> _Goal_
Note each line where "JSON" appears, and copy it.

> _Records from a collection of figures_
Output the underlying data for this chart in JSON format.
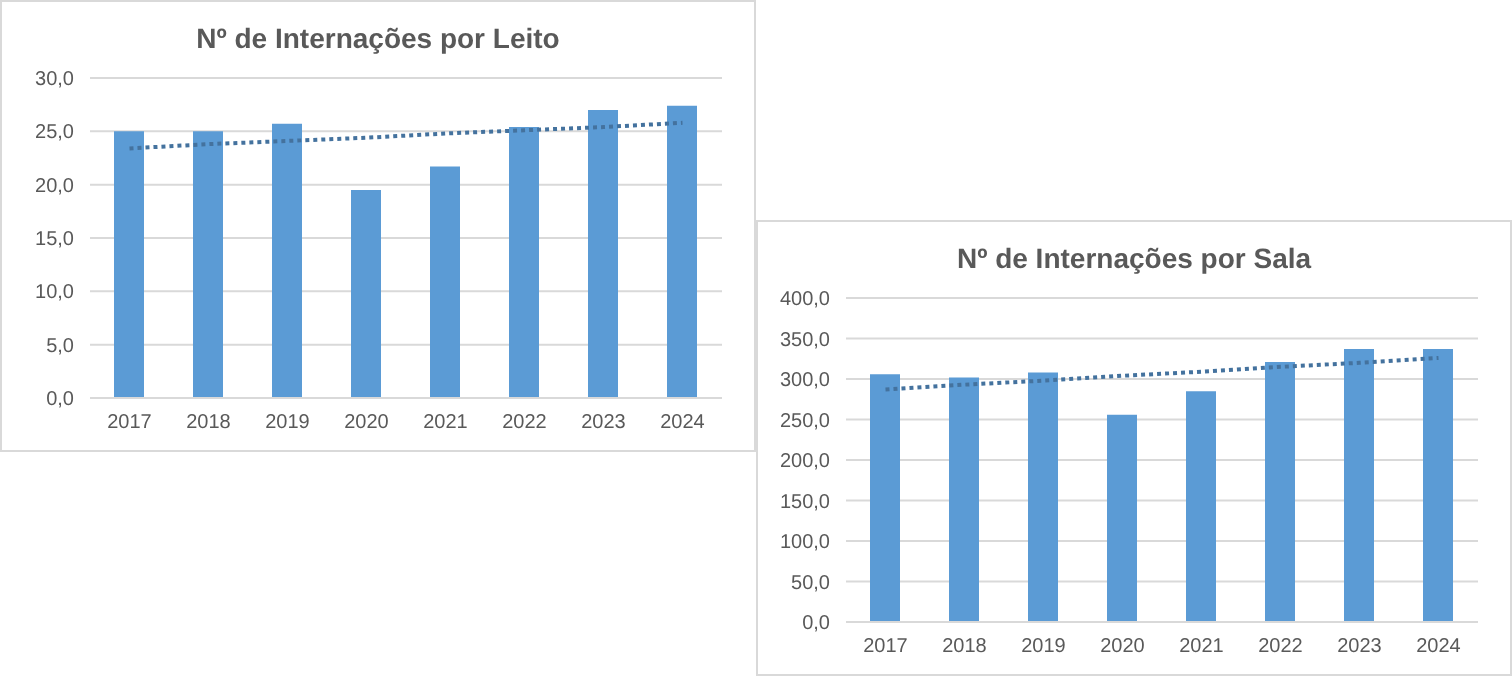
{
  "chart_data": [
    {
      "type": "bar",
      "title": "Nº de Internações por Leito",
      "categories": [
        "2017",
        "2018",
        "2019",
        "2020",
        "2021",
        "2022",
        "2023",
        "2024"
      ],
      "series": [
        {
          "color": "#5b9bd5",
          "values": [
            25.0,
            25.0,
            25.7,
            19.5,
            21.7,
            25.4,
            27.0,
            27.4
          ]
        },
        {
          "type": "line",
          "color": "#44729e",
          "line_style": "dotted",
          "marker": "none",
          "values": [
            23.4,
            23.8,
            24.1,
            24.4,
            24.8,
            25.1,
            25.4,
            25.8
          ]
        }
      ],
      "ylim": [
        0,
        30
      ],
      "yticks": [
        {
          "value": 0,
          "label": "0,0"
        },
        {
          "value": 5,
          "label": "5,0"
        },
        {
          "value": 10,
          "label": "10,0"
        },
        {
          "value": 15,
          "label": "15,0"
        },
        {
          "value": 20,
          "label": "20,0"
        },
        {
          "value": 25,
          "label": "25,0"
        },
        {
          "value": 30,
          "label": "30,0"
        }
      ],
      "grid": "y",
      "legend": false
    },
    {
      "type": "bar",
      "title": "Nº de Internações por Sala",
      "categories": [
        "2017",
        "2018",
        "2019",
        "2020",
        "2021",
        "2022",
        "2023",
        "2024"
      ],
      "series": [
        {
          "color": "#5b9bd5",
          "values": [
            306,
            302,
            308,
            256,
            285,
            321,
            337,
            337
          ]
        },
        {
          "type": "line",
          "color": "#44729e",
          "line_style": "dotted",
          "marker": "none",
          "values": [
            287,
            293,
            298,
            304,
            309,
            315,
            320,
            326
          ]
        }
      ],
      "ylim": [
        0,
        400
      ],
      "yticks": [
        {
          "value": 0,
          "label": "0,0"
        },
        {
          "value": 50,
          "label": "50,0"
        },
        {
          "value": 100,
          "label": "100,0"
        },
        {
          "value": 150,
          "label": "150,0"
        },
        {
          "value": 200,
          "label": "200,0"
        },
        {
          "value": 250,
          "label": "250,0"
        },
        {
          "value": 300,
          "label": "300,0"
        },
        {
          "value": 350,
          "label": "350,0"
        },
        {
          "value": 400,
          "label": "400,0"
        }
      ],
      "grid": "y",
      "legend": false
    }
  ]
}
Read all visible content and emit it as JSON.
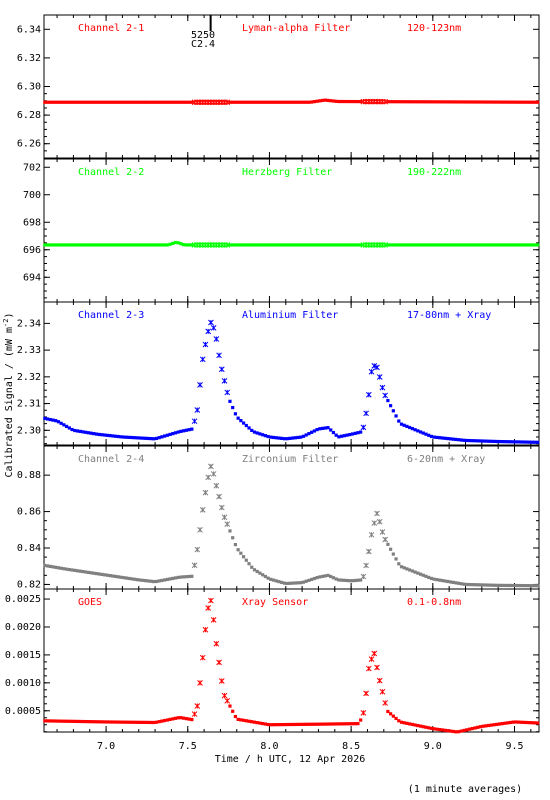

> _Solution for this task_
Output the underlying data for this chart in JSON format.
Read all visible content and emit it as JSON.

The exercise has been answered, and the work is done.